## [Listing]
-- Begin --
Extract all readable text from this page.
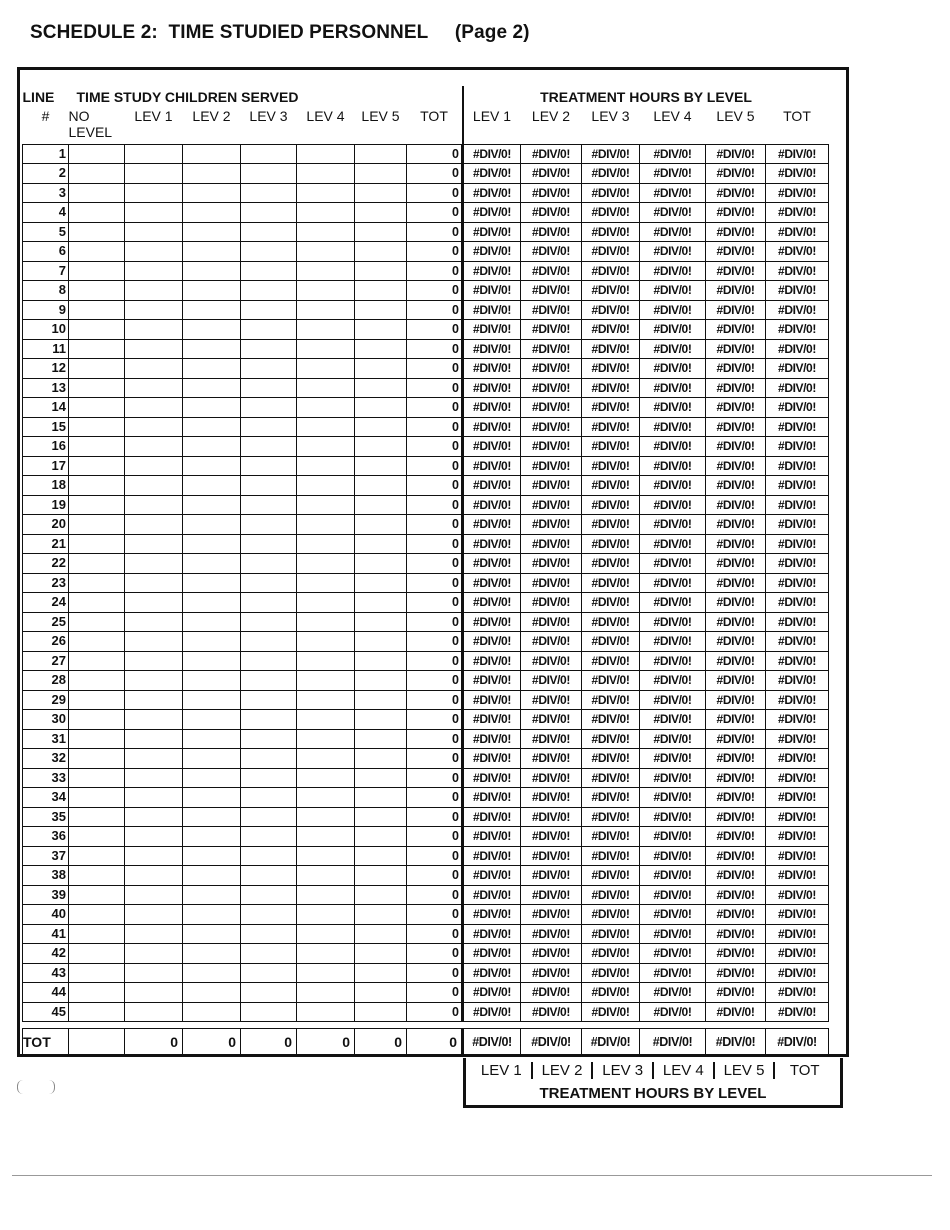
SCHEDULE 2:  TIME STUDIED PERSONNEL     (Page 2)
LINE	TIME STUDY CHILDREN SERVED							TREATMENT HOURS BY LEVEL					
#	NO LEVEL	LEV 1	LEV 2	LEV 3	LEV 4	LEV 5	TOT	LEV 1	LEV 2	LEV 3	LEV 4	LEV 5	TOT
1							0	#DIV/0!	#DIV/0!	#DIV/0!	#DIV/0!	#DIV/0!	#DIV/0!
2							0	#DIV/0!	#DIV/0!	#DIV/0!	#DIV/0!	#DIV/0!	#DIV/0!
3							0	#DIV/0!	#DIV/0!	#DIV/0!	#DIV/0!	#DIV/0!	#DIV/0!
4							0	#DIV/0!	#DIV/0!	#DIV/0!	#DIV/0!	#DIV/0!	#DIV/0!
5							0	#DIV/0!	#DIV/0!	#DIV/0!	#DIV/0!	#DIV/0!	#DIV/0!
6							0	#DIV/0!	#DIV/0!	#DIV/0!	#DIV/0!	#DIV/0!	#DIV/0!
7							0	#DIV/0!	#DIV/0!	#DIV/0!	#DIV/0!	#DIV/0!	#DIV/0!
8							0	#DIV/0!	#DIV/0!	#DIV/0!	#DIV/0!	#DIV/0!	#DIV/0!
9							0	#DIV/0!	#DIV/0!	#DIV/0!	#DIV/0!	#DIV/0!	#DIV/0!
10							0	#DIV/0!	#DIV/0!	#DIV/0!	#DIV/0!	#DIV/0!	#DIV/0!
11							0	#DIV/0!	#DIV/0!	#DIV/0!	#DIV/0!	#DIV/0!	#DIV/0!
12							0	#DIV/0!	#DIV/0!	#DIV/0!	#DIV/0!	#DIV/0!	#DIV/0!
13							0	#DIV/0!	#DIV/0!	#DIV/0!	#DIV/0!	#DIV/0!	#DIV/0!
14							0	#DIV/0!	#DIV/0!	#DIV/0!	#DIV/0!	#DIV/0!	#DIV/0!
15							0	#DIV/0!	#DIV/0!	#DIV/0!	#DIV/0!	#DIV/0!	#DIV/0!
16							0	#DIV/0!	#DIV/0!	#DIV/0!	#DIV/0!	#DIV/0!	#DIV/0!
17							0	#DIV/0!	#DIV/0!	#DIV/0!	#DIV/0!	#DIV/0!	#DIV/0!
18							0	#DIV/0!	#DIV/0!	#DIV/0!	#DIV/0!	#DIV/0!	#DIV/0!
19							0	#DIV/0!	#DIV/0!	#DIV/0!	#DIV/0!	#DIV/0!	#DIV/0!
20							0	#DIV/0!	#DIV/0!	#DIV/0!	#DIV/0!	#DIV/0!	#DIV/0!
21							0	#DIV/0!	#DIV/0!	#DIV/0!	#DIV/0!	#DIV/0!	#DIV/0!
22							0	#DIV/0!	#DIV/0!	#DIV/0!	#DIV/0!	#DIV/0!	#DIV/0!
23							0	#DIV/0!	#DIV/0!	#DIV/0!	#DIV/0!	#DIV/0!	#DIV/0!
24							0	#DIV/0!	#DIV/0!	#DIV/0!	#DIV/0!	#DIV/0!	#DIV/0!
25							0	#DIV/0!	#DIV/0!	#DIV/0!	#DIV/0!	#DIV/0!	#DIV/0!
26							0	#DIV/0!	#DIV/0!	#DIV/0!	#DIV/0!	#DIV/0!	#DIV/0!
27							0	#DIV/0!	#DIV/0!	#DIV/0!	#DIV/0!	#DIV/0!	#DIV/0!
28							0	#DIV/0!	#DIV/0!	#DIV/0!	#DIV/0!	#DIV/0!	#DIV/0!
29							0	#DIV/0!	#DIV/0!	#DIV/0!	#DIV/0!	#DIV/0!	#DIV/0!
30							0	#DIV/0!	#DIV/0!	#DIV/0!	#DIV/0!	#DIV/0!	#DIV/0!
31							0	#DIV/0!	#DIV/0!	#DIV/0!	#DIV/0!	#DIV/0!	#DIV/0!
32							0	#DIV/0!	#DIV/0!	#DIV/0!	#DIV/0!	#DIV/0!	#DIV/0!
33							0	#DIV/0!	#DIV/0!	#DIV/0!	#DIV/0!	#DIV/0!	#DIV/0!
34							0	#DIV/0!	#DIV/0!	#DIV/0!	#DIV/0!	#DIV/0!	#DIV/0!
35							0	#DIV/0!	#DIV/0!	#DIV/0!	#DIV/0!	#DIV/0!	#DIV/0!
36							0	#DIV/0!	#DIV/0!	#DIV/0!	#DIV/0!	#DIV/0!	#DIV/0!
37							0	#DIV/0!	#DIV/0!	#DIV/0!	#DIV/0!	#DIV/0!	#DIV/0!
38							0	#DIV/0!	#DIV/0!	#DIV/0!	#DIV/0!	#DIV/0!	#DIV/0!
39							0	#DIV/0!	#DIV/0!	#DIV/0!	#DIV/0!	#DIV/0!	#DIV/0!
40							0	#DIV/0!	#DIV/0!	#DIV/0!	#DIV/0!	#DIV/0!	#DIV/0!
41							0	#DIV/0!	#DIV/0!	#DIV/0!	#DIV/0!	#DIV/0!	#DIV/0!
42							0	#DIV/0!	#DIV/0!	#DIV/0!	#DIV/0!	#DIV/0!	#DIV/0!
43							0	#DIV/0!	#DIV/0!	#DIV/0!	#DIV/0!	#DIV/0!	#DIV/0!
44							0	#DIV/0!	#DIV/0!	#DIV/0!	#DIV/0!	#DIV/0!	#DIV/0!
45							0	#DIV/0!	#DIV/0!	#DIV/0!	#DIV/0!	#DIV/0!	#DIV/0!

TOT		0	0	0	0	0	0	#DIV/0!	#DIV/0!	#DIV/0!	#DIV/0!	#DIV/0!	#DIV/0!
LEV 1	LEV 2	LEV 3	LEV 4	LEV 5	TOT
TREATMENT HOURS BY LEVEL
-- End --
## [Aim]
Count every line of the records that holds "TREATMENT". State the number, nothing else.

## [Solution to the problem]
2